Entries supplied:
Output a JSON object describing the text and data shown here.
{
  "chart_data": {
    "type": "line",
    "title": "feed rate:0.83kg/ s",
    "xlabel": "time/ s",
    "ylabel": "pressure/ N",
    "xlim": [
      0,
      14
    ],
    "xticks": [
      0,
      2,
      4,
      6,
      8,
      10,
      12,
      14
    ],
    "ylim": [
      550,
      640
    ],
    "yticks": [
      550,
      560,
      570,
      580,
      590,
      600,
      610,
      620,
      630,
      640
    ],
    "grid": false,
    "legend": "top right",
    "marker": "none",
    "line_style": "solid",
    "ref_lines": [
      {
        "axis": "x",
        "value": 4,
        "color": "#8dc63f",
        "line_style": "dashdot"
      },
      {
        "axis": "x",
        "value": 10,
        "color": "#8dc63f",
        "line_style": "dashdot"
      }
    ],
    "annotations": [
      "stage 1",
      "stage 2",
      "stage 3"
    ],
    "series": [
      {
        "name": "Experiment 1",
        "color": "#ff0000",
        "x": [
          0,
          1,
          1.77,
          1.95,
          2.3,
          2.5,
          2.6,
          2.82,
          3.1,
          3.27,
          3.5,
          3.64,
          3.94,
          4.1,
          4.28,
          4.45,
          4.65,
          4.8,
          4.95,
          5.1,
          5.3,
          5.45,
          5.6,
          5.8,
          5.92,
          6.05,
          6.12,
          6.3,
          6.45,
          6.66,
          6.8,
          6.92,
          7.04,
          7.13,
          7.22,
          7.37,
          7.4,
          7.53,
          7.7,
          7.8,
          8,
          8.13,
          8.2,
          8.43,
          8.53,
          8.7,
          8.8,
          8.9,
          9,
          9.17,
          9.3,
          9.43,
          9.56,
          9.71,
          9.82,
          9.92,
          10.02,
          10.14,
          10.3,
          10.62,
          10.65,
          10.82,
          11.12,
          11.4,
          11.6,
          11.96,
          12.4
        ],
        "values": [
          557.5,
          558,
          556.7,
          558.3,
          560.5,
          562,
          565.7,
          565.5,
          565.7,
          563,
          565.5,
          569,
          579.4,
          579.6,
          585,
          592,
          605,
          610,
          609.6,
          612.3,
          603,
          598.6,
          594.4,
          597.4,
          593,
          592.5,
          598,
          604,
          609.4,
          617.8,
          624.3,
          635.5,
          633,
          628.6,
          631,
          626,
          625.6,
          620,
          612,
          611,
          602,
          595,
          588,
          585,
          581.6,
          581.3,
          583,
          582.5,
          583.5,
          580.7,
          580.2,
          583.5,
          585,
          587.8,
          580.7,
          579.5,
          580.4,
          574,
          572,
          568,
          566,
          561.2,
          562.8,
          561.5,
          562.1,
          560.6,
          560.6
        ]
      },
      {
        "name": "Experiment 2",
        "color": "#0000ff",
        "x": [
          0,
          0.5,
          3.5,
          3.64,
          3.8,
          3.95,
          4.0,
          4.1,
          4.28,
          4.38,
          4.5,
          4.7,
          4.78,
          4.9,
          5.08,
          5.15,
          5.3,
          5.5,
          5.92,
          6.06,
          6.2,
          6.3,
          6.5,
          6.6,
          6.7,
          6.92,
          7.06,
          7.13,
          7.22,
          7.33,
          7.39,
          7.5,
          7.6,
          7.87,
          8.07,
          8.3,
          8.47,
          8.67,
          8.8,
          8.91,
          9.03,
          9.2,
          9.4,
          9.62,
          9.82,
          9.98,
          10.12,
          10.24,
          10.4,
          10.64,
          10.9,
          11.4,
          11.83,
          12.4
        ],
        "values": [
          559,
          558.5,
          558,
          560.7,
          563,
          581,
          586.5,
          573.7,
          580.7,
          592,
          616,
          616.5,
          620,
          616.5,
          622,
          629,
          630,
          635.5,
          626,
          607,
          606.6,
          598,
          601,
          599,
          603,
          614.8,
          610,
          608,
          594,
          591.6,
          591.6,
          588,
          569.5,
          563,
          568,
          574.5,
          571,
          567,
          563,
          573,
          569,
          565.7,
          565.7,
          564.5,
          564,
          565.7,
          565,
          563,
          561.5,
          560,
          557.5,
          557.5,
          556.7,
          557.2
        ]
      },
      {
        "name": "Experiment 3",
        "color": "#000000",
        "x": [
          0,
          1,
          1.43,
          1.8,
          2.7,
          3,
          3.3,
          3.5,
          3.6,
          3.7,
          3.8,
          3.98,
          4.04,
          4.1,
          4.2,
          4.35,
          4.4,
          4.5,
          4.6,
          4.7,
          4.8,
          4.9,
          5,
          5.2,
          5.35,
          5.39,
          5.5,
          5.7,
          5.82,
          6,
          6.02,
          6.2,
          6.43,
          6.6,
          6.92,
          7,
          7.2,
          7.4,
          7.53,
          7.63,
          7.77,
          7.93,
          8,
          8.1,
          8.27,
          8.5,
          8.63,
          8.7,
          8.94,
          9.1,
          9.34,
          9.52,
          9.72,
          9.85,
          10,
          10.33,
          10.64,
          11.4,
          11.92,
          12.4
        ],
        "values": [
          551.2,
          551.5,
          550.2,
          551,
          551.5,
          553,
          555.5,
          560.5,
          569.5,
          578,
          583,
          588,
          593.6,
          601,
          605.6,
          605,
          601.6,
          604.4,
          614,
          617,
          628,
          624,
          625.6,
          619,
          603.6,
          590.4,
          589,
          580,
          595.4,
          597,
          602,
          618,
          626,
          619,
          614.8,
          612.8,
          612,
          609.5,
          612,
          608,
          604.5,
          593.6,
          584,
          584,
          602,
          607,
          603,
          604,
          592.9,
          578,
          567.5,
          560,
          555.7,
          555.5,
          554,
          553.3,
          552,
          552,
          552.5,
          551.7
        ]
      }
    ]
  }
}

* * *

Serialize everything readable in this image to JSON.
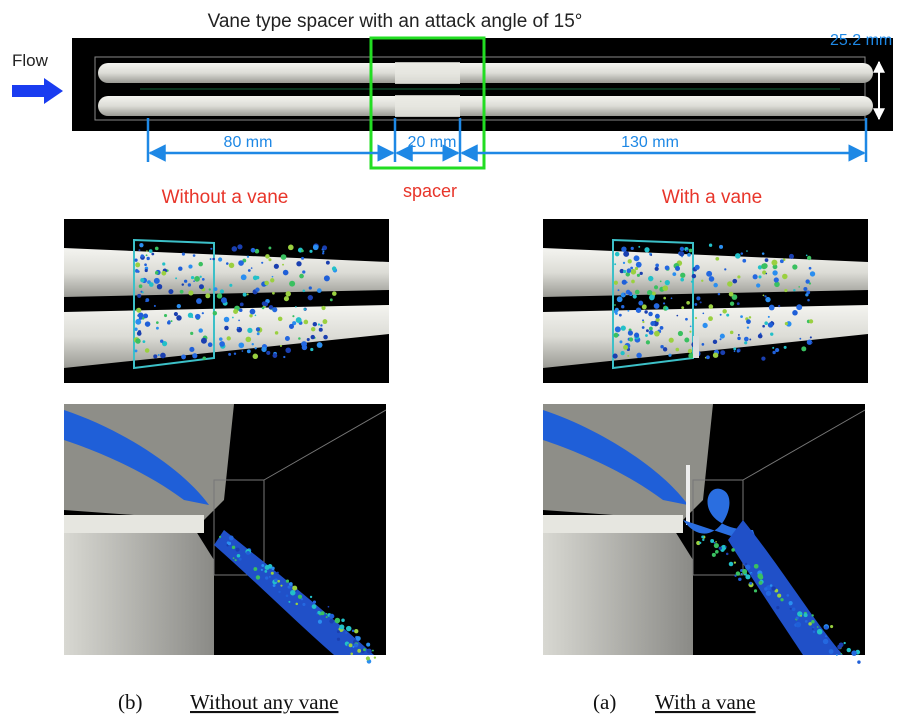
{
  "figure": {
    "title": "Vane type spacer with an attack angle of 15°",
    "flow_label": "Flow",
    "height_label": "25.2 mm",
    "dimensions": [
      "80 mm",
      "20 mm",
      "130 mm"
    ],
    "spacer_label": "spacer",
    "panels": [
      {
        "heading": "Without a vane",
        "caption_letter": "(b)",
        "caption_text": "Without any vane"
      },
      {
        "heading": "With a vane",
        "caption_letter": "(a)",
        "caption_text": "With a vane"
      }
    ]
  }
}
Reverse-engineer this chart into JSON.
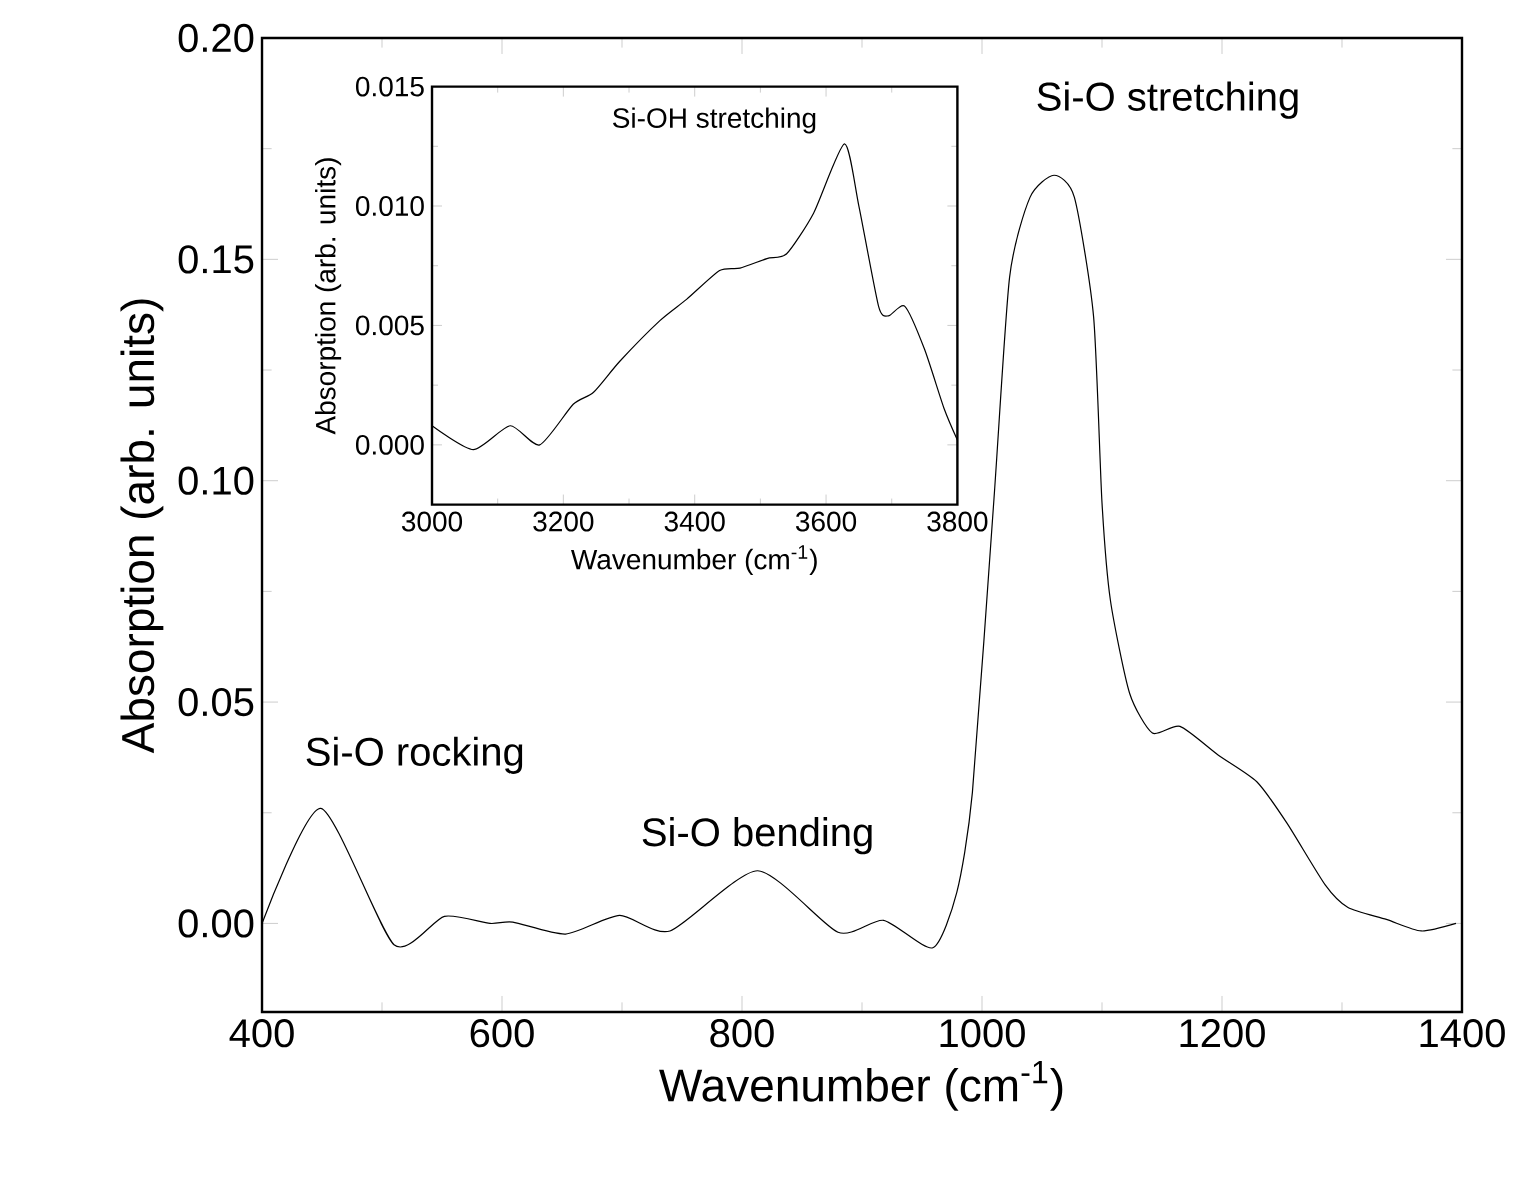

==

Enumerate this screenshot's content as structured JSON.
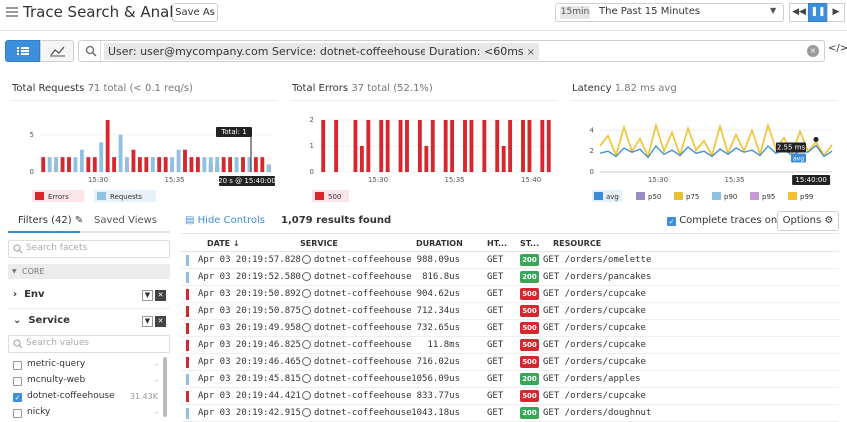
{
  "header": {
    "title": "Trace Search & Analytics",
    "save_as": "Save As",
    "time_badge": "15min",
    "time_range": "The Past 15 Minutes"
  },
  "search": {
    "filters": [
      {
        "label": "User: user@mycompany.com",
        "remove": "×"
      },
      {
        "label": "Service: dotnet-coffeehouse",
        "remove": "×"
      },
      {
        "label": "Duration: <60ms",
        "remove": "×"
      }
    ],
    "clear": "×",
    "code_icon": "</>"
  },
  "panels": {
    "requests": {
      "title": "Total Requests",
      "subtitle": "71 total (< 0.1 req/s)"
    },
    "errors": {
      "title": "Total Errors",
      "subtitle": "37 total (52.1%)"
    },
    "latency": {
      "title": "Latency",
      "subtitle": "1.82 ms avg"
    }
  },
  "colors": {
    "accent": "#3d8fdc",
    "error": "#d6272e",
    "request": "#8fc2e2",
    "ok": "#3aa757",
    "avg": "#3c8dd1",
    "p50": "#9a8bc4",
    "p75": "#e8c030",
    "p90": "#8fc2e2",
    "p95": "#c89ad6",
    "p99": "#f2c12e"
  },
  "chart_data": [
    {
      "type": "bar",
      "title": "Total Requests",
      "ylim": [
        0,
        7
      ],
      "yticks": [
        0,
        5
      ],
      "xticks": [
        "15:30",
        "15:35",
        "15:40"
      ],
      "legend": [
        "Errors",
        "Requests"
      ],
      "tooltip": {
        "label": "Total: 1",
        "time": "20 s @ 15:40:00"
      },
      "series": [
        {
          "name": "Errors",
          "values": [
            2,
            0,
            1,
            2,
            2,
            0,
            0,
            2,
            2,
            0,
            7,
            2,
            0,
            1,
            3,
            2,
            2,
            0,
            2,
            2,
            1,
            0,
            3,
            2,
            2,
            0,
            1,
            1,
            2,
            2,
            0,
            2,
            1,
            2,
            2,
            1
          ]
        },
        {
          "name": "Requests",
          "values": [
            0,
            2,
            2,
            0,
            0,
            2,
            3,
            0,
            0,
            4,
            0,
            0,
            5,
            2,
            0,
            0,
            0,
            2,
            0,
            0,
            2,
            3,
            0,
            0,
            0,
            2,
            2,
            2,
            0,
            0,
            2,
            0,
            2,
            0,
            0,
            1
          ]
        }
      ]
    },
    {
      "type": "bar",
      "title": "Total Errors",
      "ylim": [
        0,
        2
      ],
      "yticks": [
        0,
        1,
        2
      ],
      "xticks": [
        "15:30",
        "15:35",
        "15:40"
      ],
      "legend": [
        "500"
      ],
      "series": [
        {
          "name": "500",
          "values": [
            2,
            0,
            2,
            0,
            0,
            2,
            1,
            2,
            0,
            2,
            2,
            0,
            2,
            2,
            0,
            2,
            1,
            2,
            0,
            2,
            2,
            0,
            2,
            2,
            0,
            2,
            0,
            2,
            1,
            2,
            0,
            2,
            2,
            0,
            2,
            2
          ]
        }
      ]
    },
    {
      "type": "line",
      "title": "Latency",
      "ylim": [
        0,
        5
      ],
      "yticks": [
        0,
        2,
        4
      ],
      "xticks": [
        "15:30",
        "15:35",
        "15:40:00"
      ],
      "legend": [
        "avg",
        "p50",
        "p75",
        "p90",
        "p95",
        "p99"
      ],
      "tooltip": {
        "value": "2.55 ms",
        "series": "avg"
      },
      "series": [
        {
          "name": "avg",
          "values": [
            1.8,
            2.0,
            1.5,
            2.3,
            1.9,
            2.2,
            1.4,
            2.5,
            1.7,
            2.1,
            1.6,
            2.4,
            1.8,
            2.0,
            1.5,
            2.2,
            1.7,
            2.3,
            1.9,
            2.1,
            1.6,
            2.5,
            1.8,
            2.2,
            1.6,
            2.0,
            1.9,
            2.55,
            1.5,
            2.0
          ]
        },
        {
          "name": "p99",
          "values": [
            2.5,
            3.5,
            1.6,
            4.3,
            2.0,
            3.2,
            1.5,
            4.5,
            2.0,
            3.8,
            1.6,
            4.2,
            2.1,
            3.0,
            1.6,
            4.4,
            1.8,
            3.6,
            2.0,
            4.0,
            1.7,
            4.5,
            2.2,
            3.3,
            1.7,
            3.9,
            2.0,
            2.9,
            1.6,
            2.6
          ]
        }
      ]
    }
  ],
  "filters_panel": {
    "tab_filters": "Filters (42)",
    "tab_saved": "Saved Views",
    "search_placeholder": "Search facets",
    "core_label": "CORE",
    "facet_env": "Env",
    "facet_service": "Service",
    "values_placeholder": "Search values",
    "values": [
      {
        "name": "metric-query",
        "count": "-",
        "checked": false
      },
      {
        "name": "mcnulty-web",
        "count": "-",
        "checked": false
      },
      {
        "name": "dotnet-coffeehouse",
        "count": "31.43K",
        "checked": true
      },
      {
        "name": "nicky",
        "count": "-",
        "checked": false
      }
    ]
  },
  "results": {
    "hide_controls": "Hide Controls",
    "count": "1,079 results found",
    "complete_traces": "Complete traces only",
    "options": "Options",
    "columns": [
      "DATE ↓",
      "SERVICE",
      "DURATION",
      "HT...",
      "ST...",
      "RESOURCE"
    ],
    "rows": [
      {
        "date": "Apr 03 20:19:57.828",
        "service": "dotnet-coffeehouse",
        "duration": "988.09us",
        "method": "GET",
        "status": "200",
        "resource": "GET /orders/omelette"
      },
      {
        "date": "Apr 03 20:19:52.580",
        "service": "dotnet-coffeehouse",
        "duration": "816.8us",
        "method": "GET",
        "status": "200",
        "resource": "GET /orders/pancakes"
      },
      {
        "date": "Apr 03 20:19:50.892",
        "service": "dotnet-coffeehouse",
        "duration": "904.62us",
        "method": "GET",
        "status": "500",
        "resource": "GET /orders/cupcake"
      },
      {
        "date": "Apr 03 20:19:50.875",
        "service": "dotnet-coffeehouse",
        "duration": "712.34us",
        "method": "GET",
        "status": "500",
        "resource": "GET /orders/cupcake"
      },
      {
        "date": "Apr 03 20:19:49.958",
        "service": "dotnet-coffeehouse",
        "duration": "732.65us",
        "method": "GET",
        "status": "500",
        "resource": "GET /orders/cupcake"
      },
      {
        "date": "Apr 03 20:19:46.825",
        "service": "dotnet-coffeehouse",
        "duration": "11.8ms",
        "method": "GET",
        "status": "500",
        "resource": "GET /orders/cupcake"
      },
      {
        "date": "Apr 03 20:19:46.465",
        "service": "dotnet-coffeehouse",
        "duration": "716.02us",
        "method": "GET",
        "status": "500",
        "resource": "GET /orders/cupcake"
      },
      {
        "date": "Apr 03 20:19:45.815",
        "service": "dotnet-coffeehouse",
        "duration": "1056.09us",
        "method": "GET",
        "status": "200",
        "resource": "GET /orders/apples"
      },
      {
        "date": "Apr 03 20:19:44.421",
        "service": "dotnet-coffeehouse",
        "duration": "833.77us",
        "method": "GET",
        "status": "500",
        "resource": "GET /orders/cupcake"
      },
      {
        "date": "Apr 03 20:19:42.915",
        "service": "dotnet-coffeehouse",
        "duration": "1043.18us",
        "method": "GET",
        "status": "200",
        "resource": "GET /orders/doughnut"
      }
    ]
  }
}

Aim of the exercise: Make an exact copy of the lines from the one holding "Serialize everything readable" through the one holding "Reverse-engineer this chart into JSON.", end lines included, without the pictures.

The solution:
Serialize everything readable in this image to JSON.
{
  "figure": {
    "title": "Vane type spacer with an attack angle of 15°",
    "flow_label": "Flow",
    "height_label": "25.2 mm",
    "dimensions": [
      "80 mm",
      "20 mm",
      "130 mm"
    ],
    "spacer_label": "spacer",
    "panels": [
      {
        "heading": "Without a vane",
        "caption_letter": "(b)",
        "caption_text": "Without any vane"
      },
      {
        "heading": "With a vane",
        "caption_letter": "(a)",
        "caption_text": "With a vane"
      }
    ]
  }
}
Reverse-engineer this chart into JSON.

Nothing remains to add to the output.